§ **Excerpt from a dataset**
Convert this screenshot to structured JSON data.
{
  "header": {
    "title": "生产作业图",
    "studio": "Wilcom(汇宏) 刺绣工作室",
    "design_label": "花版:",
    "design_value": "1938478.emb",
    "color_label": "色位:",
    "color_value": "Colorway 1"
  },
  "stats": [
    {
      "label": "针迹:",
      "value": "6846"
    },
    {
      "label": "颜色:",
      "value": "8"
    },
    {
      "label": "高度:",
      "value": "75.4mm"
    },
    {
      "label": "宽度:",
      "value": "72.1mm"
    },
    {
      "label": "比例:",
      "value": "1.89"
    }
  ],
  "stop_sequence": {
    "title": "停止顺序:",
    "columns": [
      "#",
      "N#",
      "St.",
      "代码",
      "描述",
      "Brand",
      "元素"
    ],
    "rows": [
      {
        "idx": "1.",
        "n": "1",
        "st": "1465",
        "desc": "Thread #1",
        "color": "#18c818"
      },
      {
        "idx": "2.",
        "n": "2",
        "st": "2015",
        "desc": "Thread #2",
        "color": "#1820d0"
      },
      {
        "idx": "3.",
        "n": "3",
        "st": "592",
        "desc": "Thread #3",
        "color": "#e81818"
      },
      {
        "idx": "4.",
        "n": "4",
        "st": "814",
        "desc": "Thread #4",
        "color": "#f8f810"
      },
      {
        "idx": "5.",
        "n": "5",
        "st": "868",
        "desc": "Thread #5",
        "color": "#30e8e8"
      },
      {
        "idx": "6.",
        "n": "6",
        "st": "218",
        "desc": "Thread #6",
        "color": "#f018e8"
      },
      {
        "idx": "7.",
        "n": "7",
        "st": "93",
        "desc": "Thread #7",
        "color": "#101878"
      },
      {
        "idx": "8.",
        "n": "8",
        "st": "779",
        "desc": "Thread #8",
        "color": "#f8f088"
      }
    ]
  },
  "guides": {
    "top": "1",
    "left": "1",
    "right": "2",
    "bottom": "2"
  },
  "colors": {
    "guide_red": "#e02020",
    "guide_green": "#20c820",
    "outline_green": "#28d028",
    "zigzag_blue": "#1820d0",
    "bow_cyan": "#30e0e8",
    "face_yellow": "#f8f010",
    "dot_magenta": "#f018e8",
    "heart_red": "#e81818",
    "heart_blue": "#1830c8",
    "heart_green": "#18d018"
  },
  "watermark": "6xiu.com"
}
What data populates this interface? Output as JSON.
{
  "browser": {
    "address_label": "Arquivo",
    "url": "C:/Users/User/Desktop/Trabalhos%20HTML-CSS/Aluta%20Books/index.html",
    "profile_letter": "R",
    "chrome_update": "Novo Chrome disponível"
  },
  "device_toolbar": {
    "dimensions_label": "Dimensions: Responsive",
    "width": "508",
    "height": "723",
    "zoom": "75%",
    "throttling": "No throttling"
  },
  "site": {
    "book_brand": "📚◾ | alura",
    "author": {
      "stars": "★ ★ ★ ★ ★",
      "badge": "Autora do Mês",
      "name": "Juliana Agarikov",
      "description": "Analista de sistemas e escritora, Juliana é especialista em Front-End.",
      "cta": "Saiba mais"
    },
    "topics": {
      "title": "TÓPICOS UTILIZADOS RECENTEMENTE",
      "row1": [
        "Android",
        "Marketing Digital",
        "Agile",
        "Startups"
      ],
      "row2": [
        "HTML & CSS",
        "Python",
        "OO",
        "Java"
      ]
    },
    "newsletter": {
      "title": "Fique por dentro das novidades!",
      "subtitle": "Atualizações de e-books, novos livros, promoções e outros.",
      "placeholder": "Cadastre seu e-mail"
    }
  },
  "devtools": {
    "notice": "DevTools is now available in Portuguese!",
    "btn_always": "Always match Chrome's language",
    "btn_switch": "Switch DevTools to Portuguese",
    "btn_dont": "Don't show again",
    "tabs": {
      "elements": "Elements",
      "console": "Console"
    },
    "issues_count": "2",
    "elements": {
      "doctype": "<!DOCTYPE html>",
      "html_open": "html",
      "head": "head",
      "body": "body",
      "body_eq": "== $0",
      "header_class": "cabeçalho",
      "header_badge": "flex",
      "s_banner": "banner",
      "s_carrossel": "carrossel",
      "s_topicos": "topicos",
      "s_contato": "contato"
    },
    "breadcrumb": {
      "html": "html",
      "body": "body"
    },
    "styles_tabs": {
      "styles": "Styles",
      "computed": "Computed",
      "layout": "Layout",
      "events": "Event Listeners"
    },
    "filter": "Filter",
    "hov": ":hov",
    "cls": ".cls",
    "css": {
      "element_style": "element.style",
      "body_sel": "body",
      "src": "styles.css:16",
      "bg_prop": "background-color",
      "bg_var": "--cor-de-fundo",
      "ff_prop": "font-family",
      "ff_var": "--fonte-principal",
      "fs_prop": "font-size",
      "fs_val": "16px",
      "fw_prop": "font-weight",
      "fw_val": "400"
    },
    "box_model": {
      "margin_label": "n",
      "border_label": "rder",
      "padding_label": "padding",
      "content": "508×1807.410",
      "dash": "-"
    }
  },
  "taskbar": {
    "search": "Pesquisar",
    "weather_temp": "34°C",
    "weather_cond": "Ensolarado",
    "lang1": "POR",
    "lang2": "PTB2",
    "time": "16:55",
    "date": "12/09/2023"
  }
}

§ **Given problem**
Every line of the data above should be reproduced word for word.

§ **Response to the exercise**
Convert this screenshot to structured JSON data.
{
  "header": {
    "title": "生产作业图",
    "studio": "Wilcom(汇宏) 刺绣工作室",
    "design_label": "花版:",
    "design_value": "1938478.emb",
    "color_label": "色位:",
    "color_value": "Colorway 1"
  },
  "stats": [
    {
      "label": "针迹:",
      "value": "6846"
    },
    {
      "label": "颜色:",
      "value": "8"
    },
    {
      "label": "高度:",
      "value": "75.4mm"
    },
    {
      "label": "宽度:",
      "value": "72.1mm"
    },
    {
      "label": "比例:",
      "value": "1.89"
    }
  ],
  "stop_sequence": {
    "title": "停止顺序:",
    "columns": [
      "#",
      "N#",
      "St.",
      "代码",
      "描述",
      "Brand",
      "元素"
    ],
    "rows": [
      {
        "idx": "1.",
        "n": "1",
        "st": "1465",
        "desc": "Thread #1",
        "color": "#18c818"
      },
      {
        "idx": "2.",
        "n": "2",
        "st": "2015",
        "desc": "Thread #2",
        "color": "#1820d0"
      },
      {
        "idx": "3.",
        "n": "3",
        "st": "592",
        "desc": "Thread #3",
        "color": "#e81818"
      },
      {
        "idx": "4.",
        "n": "4",
        "st": "814",
        "desc": "Thread #4",
        "color": "#f8f810"
      },
      {
        "idx": "5.",
        "n": "5",
        "st": "868",
        "desc": "Thread #5",
        "color": "#30e8e8"
      },
      {
        "idx": "6.",
        "n": "6",
        "st": "218",
        "desc": "Thread #6",
        "color": "#f018e8"
      },
      {
        "idx": "7.",
        "n": "7",
        "st": "93",
        "desc": "Thread #7",
        "color": "#101878"
      },
      {
        "idx": "8.",
        "n": "8",
        "st": "779",
        "desc": "Thread #8",
        "color": "#f8f088"
      }
    ]
  },
  "guides": {
    "top": "1",
    "left": "1",
    "right": "2",
    "bottom": "2"
  },
  "colors": {
    "guide_red": "#e02020",
    "guide_green": "#20c820",
    "outline_green": "#28d028",
    "zigzag_blue": "#1820d0",
    "bow_cyan": "#30e0e8",
    "face_yellow": "#f8f010",
    "dot_magenta": "#f018e8",
    "heart_red": "#e81818",
    "heart_blue": "#1830c8",
    "heart_green": "#18d018"
  },
  "watermark": "6xiu.com"
}
What data populates this interface? Output as JSON.
{
  "browser": {
    "address_label": "Arquivo",
    "url": "C:/Users/User/Desktop/Trabalhos%20HTML-CSS/Aluta%20Books/index.html",
    "profile_letter": "R",
    "chrome_update": "Novo Chrome disponível"
  },
  "device_toolbar": {
    "dimensions_label": "Dimensions: Responsive",
    "width": "508",
    "height": "723",
    "zoom": "75%",
    "throttling": "No throttling"
  },
  "site": {
    "book_brand": "📚◾ | alura",
    "author": {
      "stars": "★ ★ ★ ★ ★",
      "badge": "Autora do Mês",
      "name": "Juliana Agarikov",
      "description": "Analista de sistemas e escritora, Juliana é especialista em Front-End.",
      "cta": "Saiba mais"
    },
    "topics": {
      "title": "TÓPICOS UTILIZADOS RECENTEMENTE",
      "row1": [
        "Android",
        "Marketing Digital",
        "Agile",
        "Startups"
      ],
      "row2": [
        "HTML & CSS",
        "Python",
        "OO",
        "Java"
      ]
    },
    "newsletter": {
      "title": "Fique por dentro das novidades!",
      "subtitle": "Atualizações de e-books, novos livros, promoções e outros.",
      "placeholder": "Cadastre seu e-mail"
    }
  },
  "devtools": {
    "notice": "DevTools is now available in Portuguese!",
    "btn_always": "Always match Chrome's language",
    "btn_switch": "Switch DevTools to Portuguese",
    "btn_dont": "Don't show again",
    "tabs": {
      "elements": "Elements",
      "console": "Console"
    },
    "issues_count": "2",
    "elements": {
      "doctype": "<!DOCTYPE html>",
      "html_open": "html",
      "head": "head",
      "body": "body",
      "body_eq": "== $0",
      "header_class": "cabeçalho",
      "header_badge": "flex",
      "s_banner": "banner",
      "s_carrossel": "carrossel",
      "s_topicos": "topicos",
      "s_contato": "contato"
    },
    "breadcrumb": {
      "html": "html",
      "body": "body"
    },
    "styles_tabs": {
      "styles": "Styles",
      "computed": "Computed",
      "layout": "Layout",
      "events": "Event Listeners"
    },
    "filter": "Filter",
    "hov": ":hov",
    "cls": ".cls",
    "css": {
      "element_style": "element.style",
      "body_sel": "body",
      "src": "styles.css:16",
      "bg_prop": "background-color",
      "bg_var": "--cor-de-fundo",
      "ff_prop": "font-family",
      "ff_var": "--fonte-principal",
      "fs_prop": "font-size",
      "fs_val": "16px",
      "fw_prop": "font-weight",
      "fw_val": "400"
    },
    "box_model": {
      "margin_label": "n",
      "border_label": "rder",
      "padding_label": "padding",
      "content": "508×1807.410",
      "dash": "-"
    }
  },
  "taskbar": {
    "search": "Pesquisar",
    "weather_temp": "34°C",
    "weather_cond": "Ensolarado",
    "lang1": "POR",
    "lang2": "PTB2",
    "time": "16:55",
    "date": "12/09/2023"
  }
}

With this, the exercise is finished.